Extracted data entries:
=-=-=

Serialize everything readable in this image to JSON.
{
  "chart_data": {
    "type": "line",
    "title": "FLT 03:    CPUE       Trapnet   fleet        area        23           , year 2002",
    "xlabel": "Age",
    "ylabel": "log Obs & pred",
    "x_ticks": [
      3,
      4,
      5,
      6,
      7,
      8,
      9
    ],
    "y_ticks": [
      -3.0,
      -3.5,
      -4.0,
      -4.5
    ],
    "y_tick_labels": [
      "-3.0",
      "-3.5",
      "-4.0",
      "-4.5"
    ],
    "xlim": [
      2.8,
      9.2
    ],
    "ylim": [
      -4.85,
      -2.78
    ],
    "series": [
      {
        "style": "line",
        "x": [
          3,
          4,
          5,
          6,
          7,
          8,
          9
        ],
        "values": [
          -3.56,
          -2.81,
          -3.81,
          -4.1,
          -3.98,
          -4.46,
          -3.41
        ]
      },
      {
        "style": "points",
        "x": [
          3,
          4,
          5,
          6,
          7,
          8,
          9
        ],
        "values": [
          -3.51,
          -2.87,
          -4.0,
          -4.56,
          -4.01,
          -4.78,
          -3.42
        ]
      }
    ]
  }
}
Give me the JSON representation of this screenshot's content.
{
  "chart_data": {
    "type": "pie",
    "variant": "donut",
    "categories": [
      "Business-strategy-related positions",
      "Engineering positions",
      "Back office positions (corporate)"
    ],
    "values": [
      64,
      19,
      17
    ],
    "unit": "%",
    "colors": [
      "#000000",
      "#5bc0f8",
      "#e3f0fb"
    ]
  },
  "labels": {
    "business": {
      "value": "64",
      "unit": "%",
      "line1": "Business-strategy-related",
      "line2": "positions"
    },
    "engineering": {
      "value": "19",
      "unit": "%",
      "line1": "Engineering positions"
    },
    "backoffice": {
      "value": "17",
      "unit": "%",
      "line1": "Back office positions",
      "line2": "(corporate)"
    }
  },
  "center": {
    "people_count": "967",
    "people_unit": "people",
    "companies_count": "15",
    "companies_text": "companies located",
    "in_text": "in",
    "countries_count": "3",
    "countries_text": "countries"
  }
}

=-=-=

Task instructions —
Would you write down every record again, exactly?

Result of this task —
Serialize everything readable in this image to JSON.
{
  "chart_data": {
    "type": "line",
    "title": "FLT 03:    CPUE       Trapnet   fleet        area        23           , year 2002",
    "xlabel": "Age",
    "ylabel": "log Obs & pred",
    "x_ticks": [
      3,
      4,
      5,
      6,
      7,
      8,
      9
    ],
    "y_ticks": [
      -3.0,
      -3.5,
      -4.0,
      -4.5
    ],
    "y_tick_labels": [
      "-3.0",
      "-3.5",
      "-4.0",
      "-4.5"
    ],
    "xlim": [
      2.8,
      9.2
    ],
    "ylim": [
      -4.85,
      -2.78
    ],
    "series": [
      {
        "style": "line",
        "x": [
          3,
          4,
          5,
          6,
          7,
          8,
          9
        ],
        "values": [
          -3.56,
          -2.81,
          -3.81,
          -4.1,
          -3.98,
          -4.46,
          -3.41
        ]
      },
      {
        "style": "points",
        "x": [
          3,
          4,
          5,
          6,
          7,
          8,
          9
        ],
        "values": [
          -3.51,
          -2.87,
          -4.0,
          -4.56,
          -4.01,
          -4.78,
          -3.42
        ]
      }
    ]
  }
}
Give me the JSON representation of this screenshot's content.
{
  "chart_data": {
    "type": "pie",
    "variant": "donut",
    "categories": [
      "Business-strategy-related positions",
      "Engineering positions",
      "Back office positions (corporate)"
    ],
    "values": [
      64,
      19,
      17
    ],
    "unit": "%",
    "colors": [
      "#000000",
      "#5bc0f8",
      "#e3f0fb"
    ]
  },
  "labels": {
    "business": {
      "value": "64",
      "unit": "%",
      "line1": "Business-strategy-related",
      "line2": "positions"
    },
    "engineering": {
      "value": "19",
      "unit": "%",
      "line1": "Engineering positions"
    },
    "backoffice": {
      "value": "17",
      "unit": "%",
      "line1": "Back office positions",
      "line2": "(corporate)"
    }
  },
  "center": {
    "people_count": "967",
    "people_unit": "people",
    "companies_count": "15",
    "companies_text": "companies located",
    "in_text": "in",
    "countries_count": "3",
    "countries_text": "countries"
  }
}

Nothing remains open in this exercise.